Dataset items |
##########

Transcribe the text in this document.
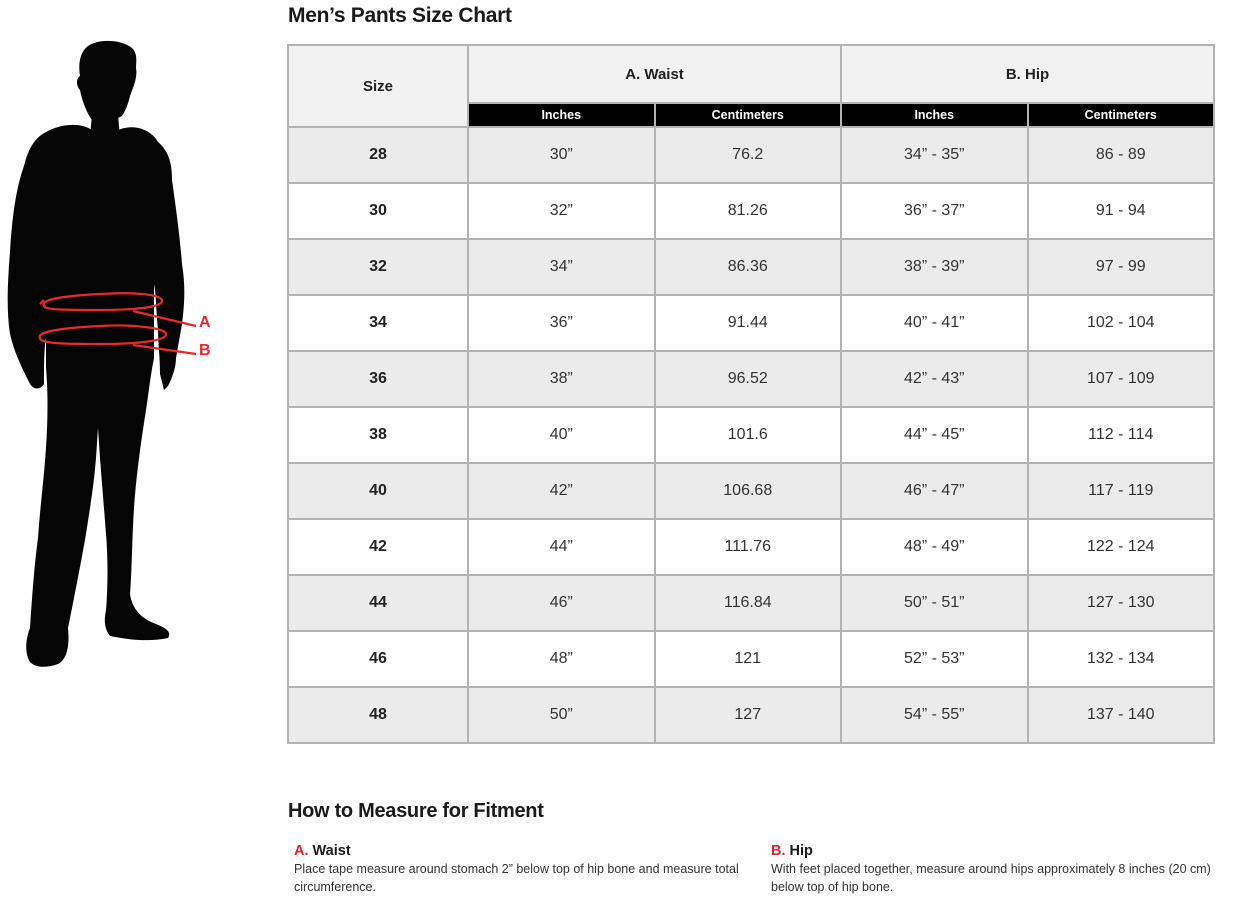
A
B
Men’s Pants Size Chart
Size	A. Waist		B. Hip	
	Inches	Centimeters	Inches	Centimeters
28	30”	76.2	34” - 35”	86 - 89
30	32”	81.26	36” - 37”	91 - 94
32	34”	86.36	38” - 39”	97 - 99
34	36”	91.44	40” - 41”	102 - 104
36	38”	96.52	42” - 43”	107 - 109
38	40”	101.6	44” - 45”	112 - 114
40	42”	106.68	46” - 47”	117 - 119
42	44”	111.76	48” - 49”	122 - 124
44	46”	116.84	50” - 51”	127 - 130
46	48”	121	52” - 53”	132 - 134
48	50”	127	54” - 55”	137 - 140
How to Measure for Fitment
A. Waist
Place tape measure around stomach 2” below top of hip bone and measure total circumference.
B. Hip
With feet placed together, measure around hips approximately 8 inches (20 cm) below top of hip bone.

##########

Exercise directions | Copy out every line that includes the word "below".

Reply to the exercise |
Place tape measure around stomach 2” below top of hip bone and measure total circumference.
With feet placed together, measure around hips approximately 8 inches (20 cm) below top of hip bone.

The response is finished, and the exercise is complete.